### Your goal
Below is a block of records. Copy every line in it that contains the word "permanente".

### Extracted records
• • • • •
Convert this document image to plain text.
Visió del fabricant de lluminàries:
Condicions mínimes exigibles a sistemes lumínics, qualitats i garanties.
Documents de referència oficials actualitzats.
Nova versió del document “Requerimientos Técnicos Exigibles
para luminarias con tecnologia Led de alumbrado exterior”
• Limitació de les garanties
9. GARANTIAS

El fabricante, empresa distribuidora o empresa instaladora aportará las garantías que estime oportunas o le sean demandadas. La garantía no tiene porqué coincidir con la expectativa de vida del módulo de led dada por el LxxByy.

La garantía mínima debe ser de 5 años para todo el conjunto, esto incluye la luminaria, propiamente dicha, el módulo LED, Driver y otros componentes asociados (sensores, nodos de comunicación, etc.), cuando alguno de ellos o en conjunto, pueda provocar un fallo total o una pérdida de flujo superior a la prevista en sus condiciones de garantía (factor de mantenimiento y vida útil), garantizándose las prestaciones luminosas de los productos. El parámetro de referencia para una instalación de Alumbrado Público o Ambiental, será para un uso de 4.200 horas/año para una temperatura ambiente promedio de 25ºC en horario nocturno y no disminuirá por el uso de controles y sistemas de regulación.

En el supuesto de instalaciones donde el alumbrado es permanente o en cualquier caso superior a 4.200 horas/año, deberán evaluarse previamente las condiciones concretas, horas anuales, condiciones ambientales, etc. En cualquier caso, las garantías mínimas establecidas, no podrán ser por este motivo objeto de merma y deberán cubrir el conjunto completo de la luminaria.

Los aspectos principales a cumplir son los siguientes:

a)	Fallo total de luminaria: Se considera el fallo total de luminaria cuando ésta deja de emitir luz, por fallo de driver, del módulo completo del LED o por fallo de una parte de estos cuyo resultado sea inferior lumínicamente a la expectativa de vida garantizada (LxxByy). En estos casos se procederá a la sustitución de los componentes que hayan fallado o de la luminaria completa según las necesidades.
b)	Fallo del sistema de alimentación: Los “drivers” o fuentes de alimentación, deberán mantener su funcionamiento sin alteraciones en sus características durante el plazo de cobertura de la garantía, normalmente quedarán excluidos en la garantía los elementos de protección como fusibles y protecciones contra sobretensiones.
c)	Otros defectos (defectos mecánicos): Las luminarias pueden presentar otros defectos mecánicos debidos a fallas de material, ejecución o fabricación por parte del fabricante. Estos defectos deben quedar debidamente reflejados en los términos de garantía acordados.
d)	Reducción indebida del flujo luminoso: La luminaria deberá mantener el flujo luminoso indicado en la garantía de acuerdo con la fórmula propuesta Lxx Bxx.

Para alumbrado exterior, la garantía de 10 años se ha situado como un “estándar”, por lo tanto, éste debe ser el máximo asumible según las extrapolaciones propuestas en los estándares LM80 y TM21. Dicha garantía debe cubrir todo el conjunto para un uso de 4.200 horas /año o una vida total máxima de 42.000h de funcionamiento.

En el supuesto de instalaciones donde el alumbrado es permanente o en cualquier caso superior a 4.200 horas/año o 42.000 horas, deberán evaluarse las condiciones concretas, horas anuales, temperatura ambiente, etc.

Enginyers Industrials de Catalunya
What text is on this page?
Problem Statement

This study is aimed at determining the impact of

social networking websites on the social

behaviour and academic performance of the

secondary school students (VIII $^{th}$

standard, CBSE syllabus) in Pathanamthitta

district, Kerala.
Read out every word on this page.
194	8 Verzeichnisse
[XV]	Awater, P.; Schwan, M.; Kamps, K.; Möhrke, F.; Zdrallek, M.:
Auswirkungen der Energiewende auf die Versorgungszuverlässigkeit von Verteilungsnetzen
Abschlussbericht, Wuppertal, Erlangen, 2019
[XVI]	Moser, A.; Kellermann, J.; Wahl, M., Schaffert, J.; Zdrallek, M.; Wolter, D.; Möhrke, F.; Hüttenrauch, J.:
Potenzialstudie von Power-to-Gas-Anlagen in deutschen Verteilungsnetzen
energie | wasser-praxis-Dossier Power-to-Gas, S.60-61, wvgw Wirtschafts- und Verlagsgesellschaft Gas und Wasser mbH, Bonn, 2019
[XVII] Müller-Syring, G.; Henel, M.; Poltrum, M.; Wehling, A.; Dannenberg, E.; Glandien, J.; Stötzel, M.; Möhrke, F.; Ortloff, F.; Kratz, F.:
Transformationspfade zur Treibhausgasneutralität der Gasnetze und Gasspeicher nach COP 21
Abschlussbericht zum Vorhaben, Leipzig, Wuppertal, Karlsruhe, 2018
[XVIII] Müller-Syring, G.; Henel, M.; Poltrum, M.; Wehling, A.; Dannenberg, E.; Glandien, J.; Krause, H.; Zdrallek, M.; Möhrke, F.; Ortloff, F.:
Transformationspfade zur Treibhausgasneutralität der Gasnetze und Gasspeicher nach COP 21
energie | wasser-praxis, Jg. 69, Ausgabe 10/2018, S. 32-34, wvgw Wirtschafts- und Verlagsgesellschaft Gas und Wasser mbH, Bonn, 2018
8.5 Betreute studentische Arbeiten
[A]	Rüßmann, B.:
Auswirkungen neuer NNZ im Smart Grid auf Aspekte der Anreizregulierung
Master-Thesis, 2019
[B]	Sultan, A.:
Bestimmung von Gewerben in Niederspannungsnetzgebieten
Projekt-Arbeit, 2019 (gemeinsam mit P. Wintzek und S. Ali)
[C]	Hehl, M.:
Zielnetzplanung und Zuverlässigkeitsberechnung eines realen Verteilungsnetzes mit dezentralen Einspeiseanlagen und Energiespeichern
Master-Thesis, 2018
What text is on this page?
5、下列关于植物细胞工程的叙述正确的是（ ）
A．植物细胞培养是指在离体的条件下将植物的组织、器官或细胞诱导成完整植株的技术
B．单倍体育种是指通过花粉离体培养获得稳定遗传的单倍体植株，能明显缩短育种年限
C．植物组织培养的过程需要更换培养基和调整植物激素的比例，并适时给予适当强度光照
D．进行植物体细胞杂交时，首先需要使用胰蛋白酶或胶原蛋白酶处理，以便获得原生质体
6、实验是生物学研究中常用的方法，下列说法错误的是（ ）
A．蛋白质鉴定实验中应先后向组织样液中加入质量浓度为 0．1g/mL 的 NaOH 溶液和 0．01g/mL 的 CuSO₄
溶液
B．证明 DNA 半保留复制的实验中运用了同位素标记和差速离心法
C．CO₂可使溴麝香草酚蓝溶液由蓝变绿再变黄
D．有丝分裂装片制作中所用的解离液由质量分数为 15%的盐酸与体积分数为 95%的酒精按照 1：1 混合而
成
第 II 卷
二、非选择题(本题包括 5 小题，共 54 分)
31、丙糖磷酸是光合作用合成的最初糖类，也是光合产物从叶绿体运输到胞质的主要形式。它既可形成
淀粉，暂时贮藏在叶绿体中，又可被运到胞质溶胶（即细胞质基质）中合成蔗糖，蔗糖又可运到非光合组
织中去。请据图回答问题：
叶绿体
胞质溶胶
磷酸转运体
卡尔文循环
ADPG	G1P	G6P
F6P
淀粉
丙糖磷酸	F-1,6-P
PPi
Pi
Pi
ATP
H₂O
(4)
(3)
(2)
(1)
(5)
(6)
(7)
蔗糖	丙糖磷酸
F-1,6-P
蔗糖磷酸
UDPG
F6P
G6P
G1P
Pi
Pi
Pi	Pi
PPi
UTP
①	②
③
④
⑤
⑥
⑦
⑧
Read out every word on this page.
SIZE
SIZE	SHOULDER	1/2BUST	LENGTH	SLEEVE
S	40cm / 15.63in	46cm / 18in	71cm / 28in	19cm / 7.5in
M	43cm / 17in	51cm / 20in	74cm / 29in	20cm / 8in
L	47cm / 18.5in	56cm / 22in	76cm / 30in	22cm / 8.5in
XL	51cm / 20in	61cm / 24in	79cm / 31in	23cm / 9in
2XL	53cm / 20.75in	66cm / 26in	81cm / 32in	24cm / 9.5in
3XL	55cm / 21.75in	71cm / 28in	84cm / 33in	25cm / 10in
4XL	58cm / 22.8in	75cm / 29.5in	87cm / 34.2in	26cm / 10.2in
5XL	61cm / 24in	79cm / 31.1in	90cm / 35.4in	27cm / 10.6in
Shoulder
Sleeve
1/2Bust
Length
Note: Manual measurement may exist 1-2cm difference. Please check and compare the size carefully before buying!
• • • • •
### Answer to this task
En el supuesto de instalaciones donde el alumbrado es permanente o en cualquier caso superior a 4.200 horas/año, deberán evaluarse previamente las condiciones concretas, horas anuales, condiciones ambientales, etc. En cualquier caso, las garantías mínimas establecidas, no podrán ser por este motivo objeto de merma y deberán cubrir el conjunto completo de la luminaria.
En el supuesto de instalaciones donde el alumbrado es permanente o en cualquier caso superior a 4.200 horas/año o 42.000 horas, deberán evaluarse las condiciones concretas, horas anuales, temperatura ambiente, etc.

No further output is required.